What this task involves:
Each line that contains the string "کتابوں" counts once; report how many such lines appear in the data, as a number only.

** Start of Provided entries **

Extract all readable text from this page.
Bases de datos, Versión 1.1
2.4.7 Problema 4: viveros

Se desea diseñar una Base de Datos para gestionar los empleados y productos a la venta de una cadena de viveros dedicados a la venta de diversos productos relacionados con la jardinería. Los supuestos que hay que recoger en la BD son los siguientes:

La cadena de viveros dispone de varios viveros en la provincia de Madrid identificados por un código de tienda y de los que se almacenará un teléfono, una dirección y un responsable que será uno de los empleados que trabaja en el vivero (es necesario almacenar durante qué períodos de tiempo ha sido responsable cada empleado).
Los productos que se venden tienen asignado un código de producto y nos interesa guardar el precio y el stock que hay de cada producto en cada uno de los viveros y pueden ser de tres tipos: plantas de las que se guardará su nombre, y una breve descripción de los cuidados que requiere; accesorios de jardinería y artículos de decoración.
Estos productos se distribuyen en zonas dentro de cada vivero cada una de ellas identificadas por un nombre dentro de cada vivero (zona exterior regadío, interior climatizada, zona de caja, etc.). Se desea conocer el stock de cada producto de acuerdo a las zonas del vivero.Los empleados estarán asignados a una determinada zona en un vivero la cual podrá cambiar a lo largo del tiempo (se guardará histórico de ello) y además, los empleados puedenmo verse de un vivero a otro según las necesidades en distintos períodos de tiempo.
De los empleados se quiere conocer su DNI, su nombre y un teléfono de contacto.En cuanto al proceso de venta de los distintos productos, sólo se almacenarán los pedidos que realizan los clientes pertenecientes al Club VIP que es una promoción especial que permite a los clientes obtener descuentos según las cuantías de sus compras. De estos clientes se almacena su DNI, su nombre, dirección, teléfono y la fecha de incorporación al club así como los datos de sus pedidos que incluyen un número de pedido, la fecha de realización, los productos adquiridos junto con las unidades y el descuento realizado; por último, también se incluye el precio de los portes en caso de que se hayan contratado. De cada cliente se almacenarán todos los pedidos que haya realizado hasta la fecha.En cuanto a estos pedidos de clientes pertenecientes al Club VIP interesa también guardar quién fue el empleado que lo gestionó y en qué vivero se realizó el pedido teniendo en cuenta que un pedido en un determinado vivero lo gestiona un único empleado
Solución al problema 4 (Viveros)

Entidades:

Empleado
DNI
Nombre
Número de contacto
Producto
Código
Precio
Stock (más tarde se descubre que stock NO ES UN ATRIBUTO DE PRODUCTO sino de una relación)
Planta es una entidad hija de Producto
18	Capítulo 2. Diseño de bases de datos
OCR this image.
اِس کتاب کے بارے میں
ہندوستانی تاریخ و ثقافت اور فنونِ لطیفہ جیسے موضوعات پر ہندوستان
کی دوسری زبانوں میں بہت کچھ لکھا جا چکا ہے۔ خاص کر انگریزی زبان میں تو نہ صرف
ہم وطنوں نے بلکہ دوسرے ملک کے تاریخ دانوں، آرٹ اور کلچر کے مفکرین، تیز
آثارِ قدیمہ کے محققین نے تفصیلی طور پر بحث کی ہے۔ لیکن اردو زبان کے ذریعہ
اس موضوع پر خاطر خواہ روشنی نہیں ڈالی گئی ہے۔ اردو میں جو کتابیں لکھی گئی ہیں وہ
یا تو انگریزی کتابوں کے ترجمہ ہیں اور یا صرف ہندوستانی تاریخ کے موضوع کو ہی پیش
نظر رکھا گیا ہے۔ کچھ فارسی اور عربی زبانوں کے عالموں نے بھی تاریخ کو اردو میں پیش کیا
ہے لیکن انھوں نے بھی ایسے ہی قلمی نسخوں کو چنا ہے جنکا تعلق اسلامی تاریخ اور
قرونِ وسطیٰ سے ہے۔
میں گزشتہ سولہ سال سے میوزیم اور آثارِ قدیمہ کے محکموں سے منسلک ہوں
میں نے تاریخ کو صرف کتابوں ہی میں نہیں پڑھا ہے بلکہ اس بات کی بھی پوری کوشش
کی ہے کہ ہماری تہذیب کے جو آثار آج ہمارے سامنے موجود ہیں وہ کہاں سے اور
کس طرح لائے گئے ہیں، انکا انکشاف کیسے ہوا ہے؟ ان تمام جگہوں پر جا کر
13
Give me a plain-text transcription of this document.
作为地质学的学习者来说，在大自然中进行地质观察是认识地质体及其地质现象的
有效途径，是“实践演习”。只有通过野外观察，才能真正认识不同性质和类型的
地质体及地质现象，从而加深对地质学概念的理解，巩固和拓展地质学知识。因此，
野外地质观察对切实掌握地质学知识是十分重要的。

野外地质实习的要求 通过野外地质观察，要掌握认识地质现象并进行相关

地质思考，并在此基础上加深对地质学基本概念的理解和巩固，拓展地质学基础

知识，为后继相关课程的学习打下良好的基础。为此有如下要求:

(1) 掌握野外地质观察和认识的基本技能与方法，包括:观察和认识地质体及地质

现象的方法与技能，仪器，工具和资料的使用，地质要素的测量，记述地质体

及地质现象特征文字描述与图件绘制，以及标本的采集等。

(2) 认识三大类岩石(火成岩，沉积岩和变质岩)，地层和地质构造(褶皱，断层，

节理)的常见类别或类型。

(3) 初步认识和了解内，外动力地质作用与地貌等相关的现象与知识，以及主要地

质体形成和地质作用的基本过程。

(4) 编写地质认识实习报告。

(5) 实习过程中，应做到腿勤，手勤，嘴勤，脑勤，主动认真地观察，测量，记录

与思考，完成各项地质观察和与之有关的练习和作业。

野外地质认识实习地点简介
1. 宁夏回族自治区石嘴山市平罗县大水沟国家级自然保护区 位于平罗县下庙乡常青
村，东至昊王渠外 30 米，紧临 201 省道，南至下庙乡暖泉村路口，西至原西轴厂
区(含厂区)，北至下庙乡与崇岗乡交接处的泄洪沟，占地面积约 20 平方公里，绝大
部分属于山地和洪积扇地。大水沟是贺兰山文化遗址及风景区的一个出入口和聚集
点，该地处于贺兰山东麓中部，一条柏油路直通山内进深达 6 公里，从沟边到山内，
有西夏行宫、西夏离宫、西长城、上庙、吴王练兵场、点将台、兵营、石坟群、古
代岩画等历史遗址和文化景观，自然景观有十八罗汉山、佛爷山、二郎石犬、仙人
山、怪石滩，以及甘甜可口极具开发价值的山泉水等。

** End of Provided entries **

Solution below:
2